▶ _Aim of the exercise_
Images are not part of the copy; transcribe all the data exactly.

▶ _Input data_
___

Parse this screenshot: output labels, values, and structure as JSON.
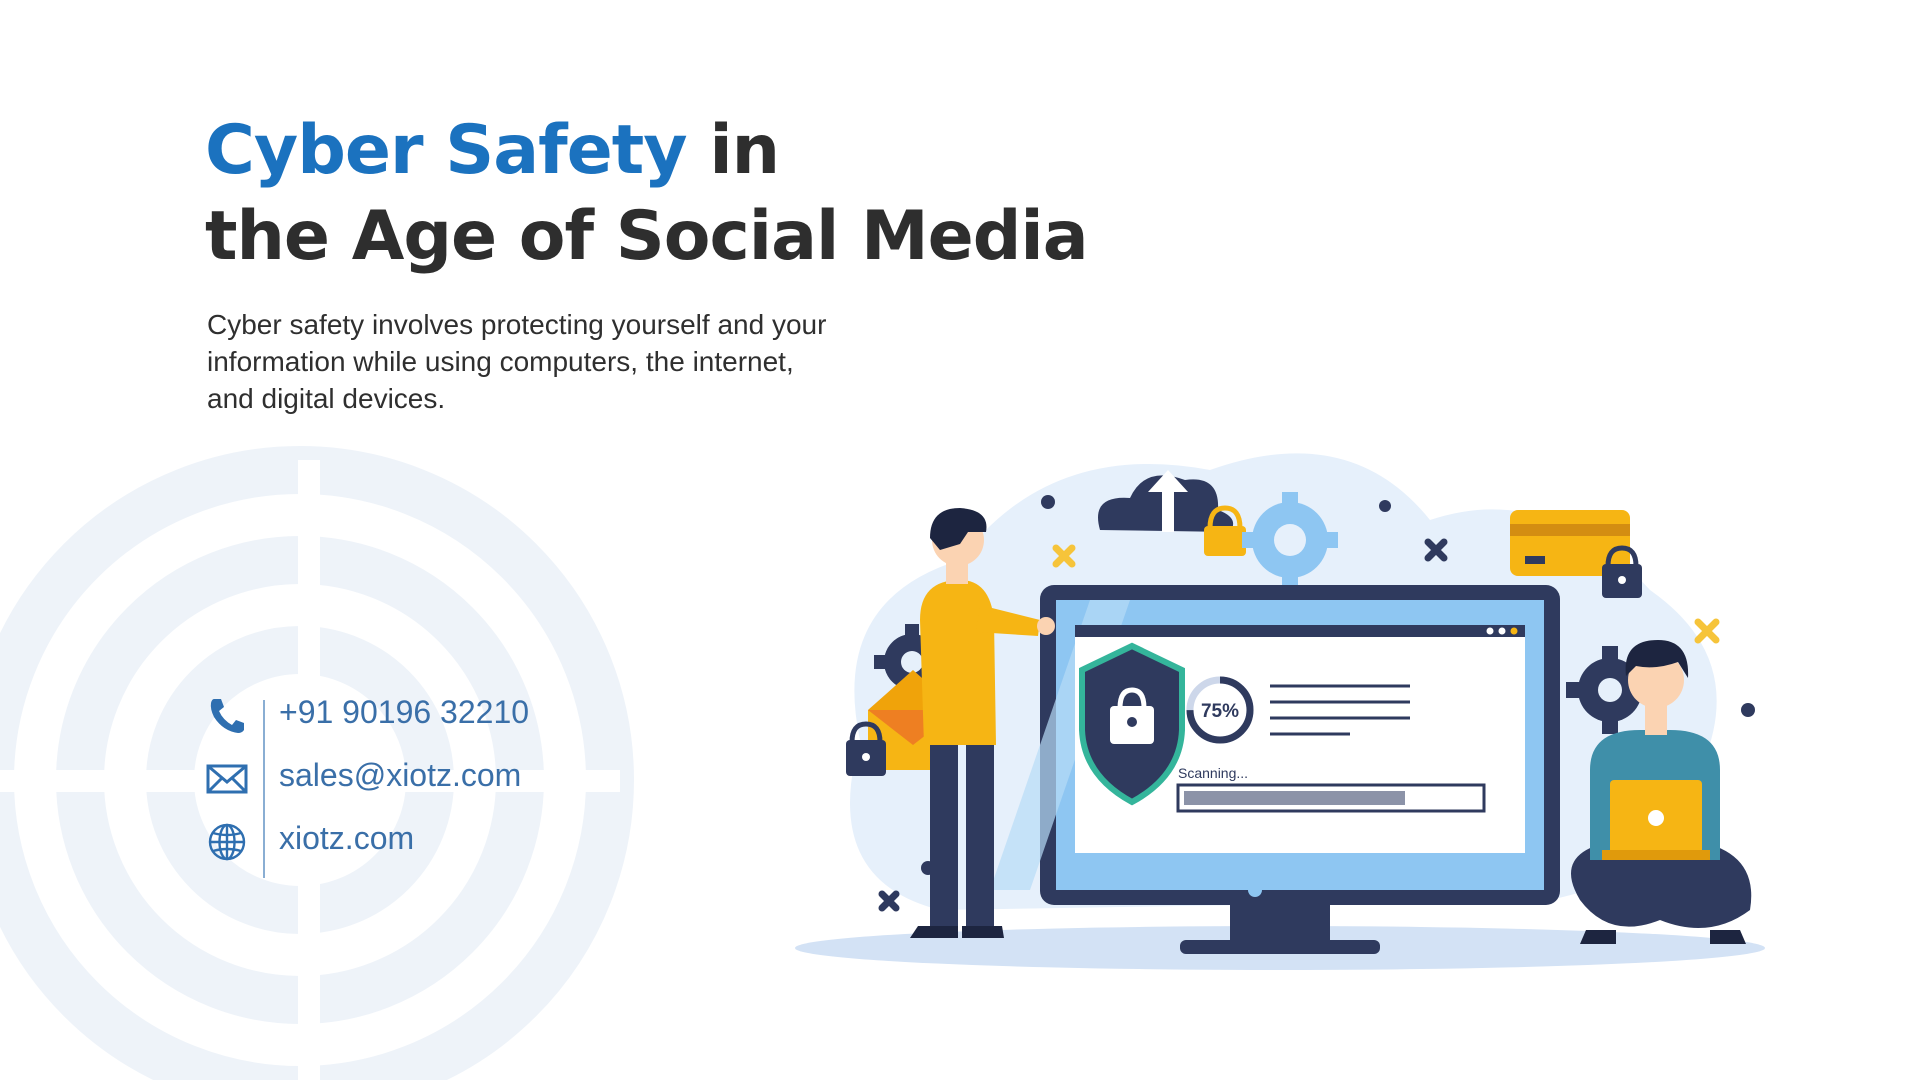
{
  "heading": {
    "accent": "Cyber Safety",
    "line1_rest": " in",
    "line2": "the Age of Social Media"
  },
  "description": "Cyber safety involves protecting yourself and your information while using computers, the internet, and digital devices.",
  "contacts": {
    "phone": "+91 90196 32210",
    "email": "sales@xiotz.com",
    "website": "xiotz.com"
  },
  "illustration": {
    "scan_percent": "75%",
    "scan_label": "Scanning...",
    "scan_progress": 0.75
  },
  "colors": {
    "accent": "#1b72bf",
    "heading": "#2e2e2e",
    "contact_text": "#3a6fa8",
    "ring": "#eef3f9",
    "navy": "#2f3a5e",
    "yellow": "#f6b514"
  },
  "icons": [
    "phone-icon",
    "mail-icon",
    "globe-icon"
  ]
}
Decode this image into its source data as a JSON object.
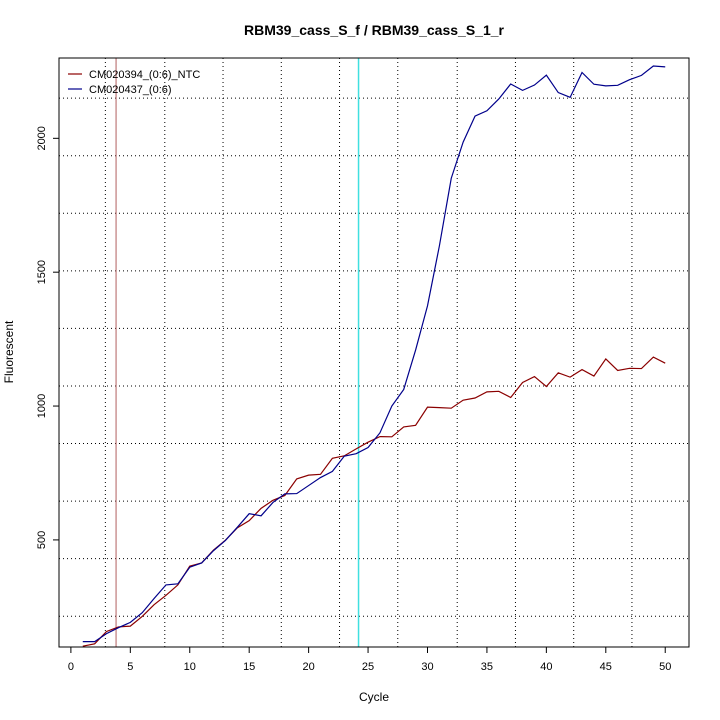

___

▶ _Reply to the exercise_
Parse this screenshot: output labels, values, and structure as JSON.
{
  "heading": {
    "accent": "Cyber Safety",
    "line1_rest": " in",
    "line2": "the Age of Social Media"
  },
  "description": "Cyber safety involves protecting yourself and your information while using computers, the internet, and digital devices.",
  "contacts": {
    "phone": "+91 90196 32210",
    "email": "sales@xiotz.com",
    "website": "xiotz.com"
  },
  "illustration": {
    "scan_percent": "75%",
    "scan_label": "Scanning...",
    "scan_progress": 0.75
  },
  "colors": {
    "accent": "#1b72bf",
    "heading": "#2e2e2e",
    "contact_text": "#3a6fa8",
    "ring": "#eef3f9",
    "navy": "#2f3a5e",
    "yellow": "#f6b514"
  },
  "icons": [
    "phone-icon",
    "mail-icon",
    "globe-icon"
  ]
}
Decode this image into its source data as a JSON object.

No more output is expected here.